Your goal> Copy the lines of the records word for word, from the line that contains "connected-label: Conectado vía" through the line that contains "connected-value: Mexico App", including both of those lines.

————————

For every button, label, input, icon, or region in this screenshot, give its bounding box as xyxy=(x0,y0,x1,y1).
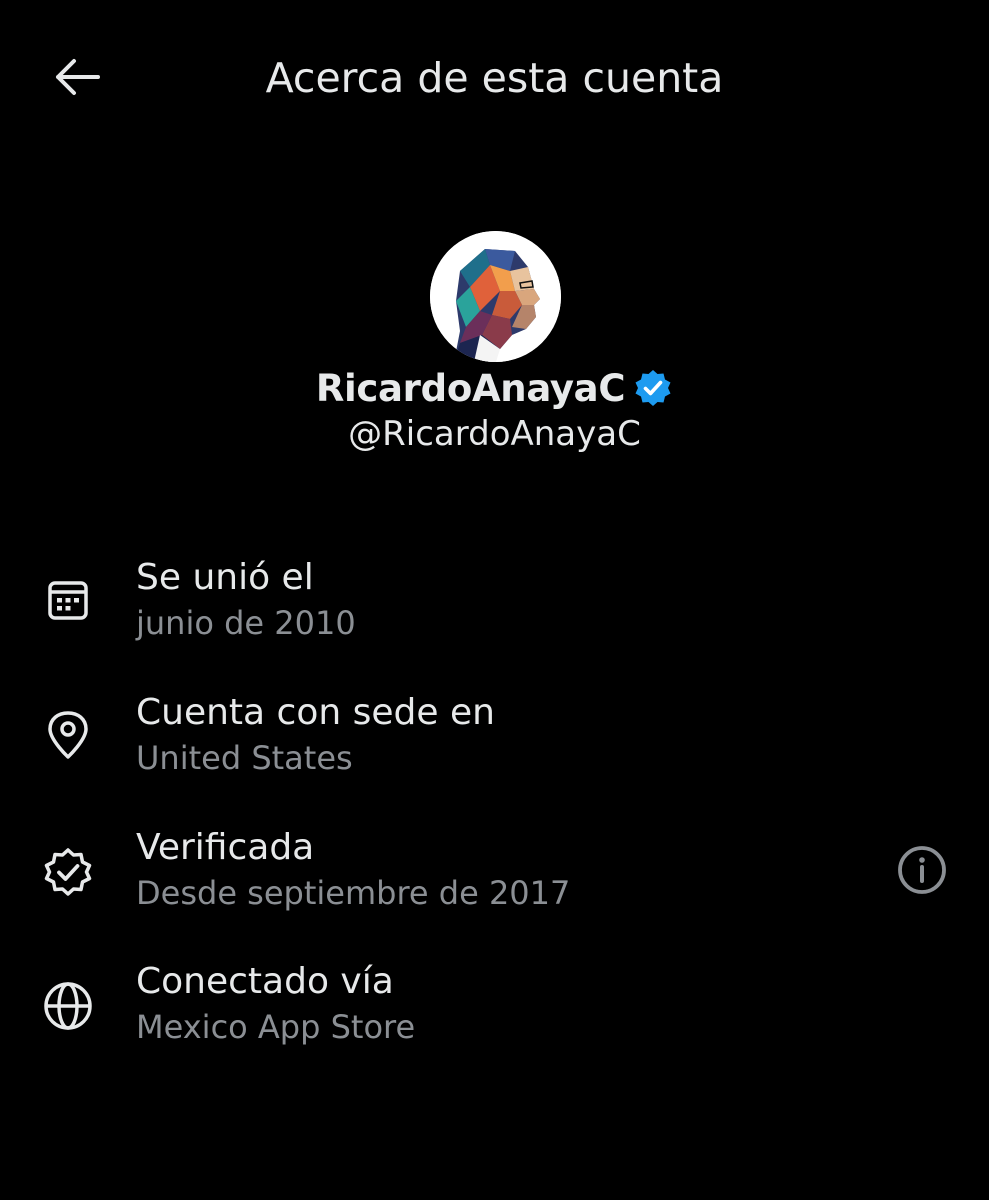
connected-label: Conectado vía xyxy=(136,961,394,1002)
joined-label: Se unió el xyxy=(136,557,314,598)
profile-portrait-image xyxy=(430,231,561,362)
globe-icon xyxy=(40,978,96,1034)
verified-label: Verificada xyxy=(136,827,315,868)
joined-value: junio de 2010 xyxy=(136,604,356,642)
verified-check-icon xyxy=(40,844,96,900)
verified-info-button[interactable] xyxy=(893,841,951,899)
info-row-location: Cuenta con sede en United States xyxy=(0,689,989,789)
info-row-connected: Conectado vía Mexico App Store xyxy=(0,958,989,1058)
location-label: Cuenta con sede en xyxy=(136,692,495,733)
verified-value: Desde septiembre de 2017 xyxy=(136,874,571,912)
calendar-icon xyxy=(40,572,96,628)
verified-badge-icon xyxy=(633,368,673,408)
page-title: Acerca de esta cuenta xyxy=(265,54,724,102)
display-name: RicardoAnayaC xyxy=(315,366,626,410)
location-value: United States xyxy=(136,739,353,777)
location-pin-icon xyxy=(40,707,96,763)
username-handle: @RicardoAnayaC xyxy=(348,414,641,454)
info-row-joined: Se unió el junio de 2010 xyxy=(0,554,989,654)
avatar[interactable] xyxy=(430,231,561,362)
top-bar: Acerca de esta cuenta xyxy=(0,0,989,155)
info-icon xyxy=(898,846,946,894)
connected-value: Mexico App Store xyxy=(136,1008,416,1046)
display-name-row: RicardoAnayaC xyxy=(0,360,989,416)
info-row-verified: Verificada Desde septiembre de 2017 xyxy=(0,824,989,924)
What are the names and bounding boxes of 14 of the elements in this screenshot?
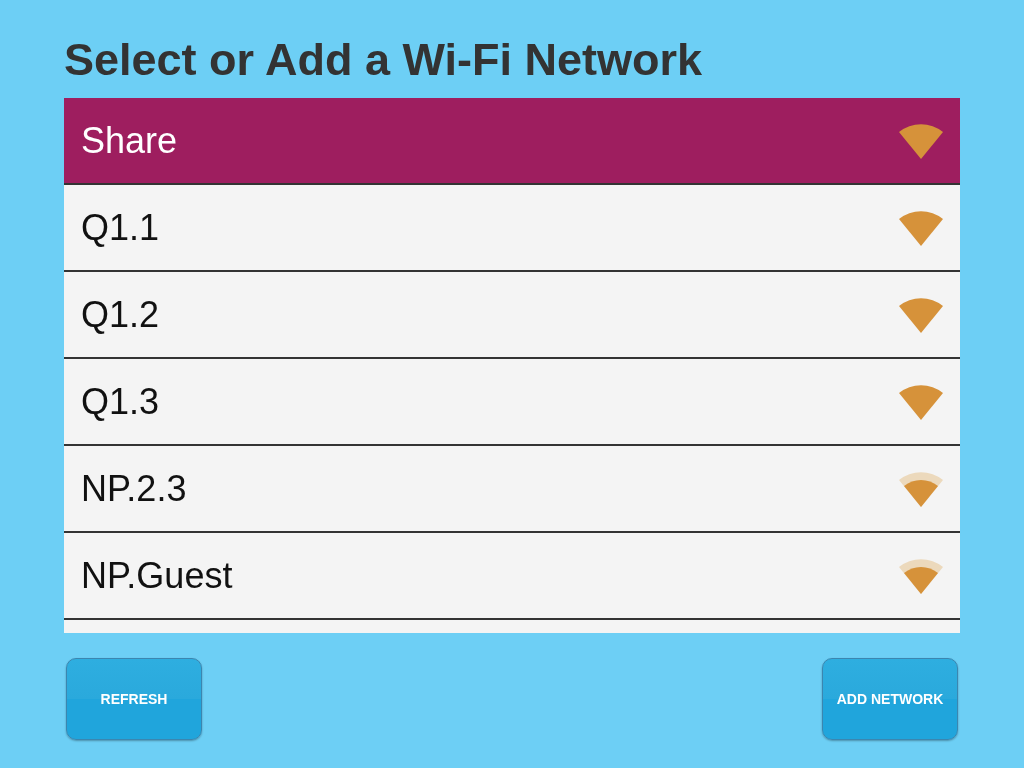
network-name: Q1.3 — [81, 379, 160, 424]
network-row[interactable]: Share — [64, 98, 960, 185]
page-title: Select or Add a Wi-Fi Network — [64, 33, 704, 87]
network-name: NP.2.3 — [81, 466, 187, 511]
wifi-signal-icon — [898, 383, 944, 420]
wifi-signal-icon — [898, 122, 944, 159]
wifi-signal-icon — [898, 209, 944, 246]
network-name: Q1.2 — [81, 292, 160, 337]
network-name: NP.Guest — [81, 553, 233, 598]
network-name: Share — [81, 118, 178, 163]
wifi-signal-icon — [898, 557, 944, 594]
wifi-signal-icon — [898, 296, 944, 333]
wifi-signal-icon — [898, 470, 944, 507]
network-name: Q1.1 — [81, 205, 160, 250]
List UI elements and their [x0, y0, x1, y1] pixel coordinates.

————————

Completed task>
connected-label: Conectado vía xyxy=(136,961,394,1002)
joined-label: Se unió el xyxy=(136,557,314,598)
profile-portrait-image xyxy=(430,231,561,362)
globe-icon xyxy=(40,978,96,1034)
verified-label: Verificada xyxy=(136,827,315,868)
joined-value: junio de 2010 xyxy=(136,604,356,642)
verified-check-icon xyxy=(40,844,96,900)
verified-info-button[interactable] xyxy=(893,841,951,899)
info-row-location: Cuenta con sede en United States xyxy=(0,689,989,789)
info-row-connected: Conectado vía Mexico App Store xyxy=(0,958,989,1058)
location-label: Cuenta con sede en xyxy=(136,692,495,733)
verified-value: Desde septiembre de 2017 xyxy=(136,874,571,912)
calendar-icon xyxy=(40,572,96,628)
verified-badge-icon xyxy=(633,368,673,408)
page-title: Acerca de esta cuenta xyxy=(265,54,724,102)
display-name: RicardoAnayaC xyxy=(315,366,626,410)
location-value: United States xyxy=(136,739,353,777)
location-pin-icon xyxy=(40,707,96,763)
username-handle: @RicardoAnayaC xyxy=(348,414,641,454)
info-row-joined: Se unió el junio de 2010 xyxy=(0,554,989,654)
avatar[interactable] xyxy=(430,231,561,362)
top-bar: Acerca de esta cuenta xyxy=(0,0,989,155)
info-icon xyxy=(898,846,946,894)
connected-value: Mexico App Store xyxy=(136,1008,416,1046)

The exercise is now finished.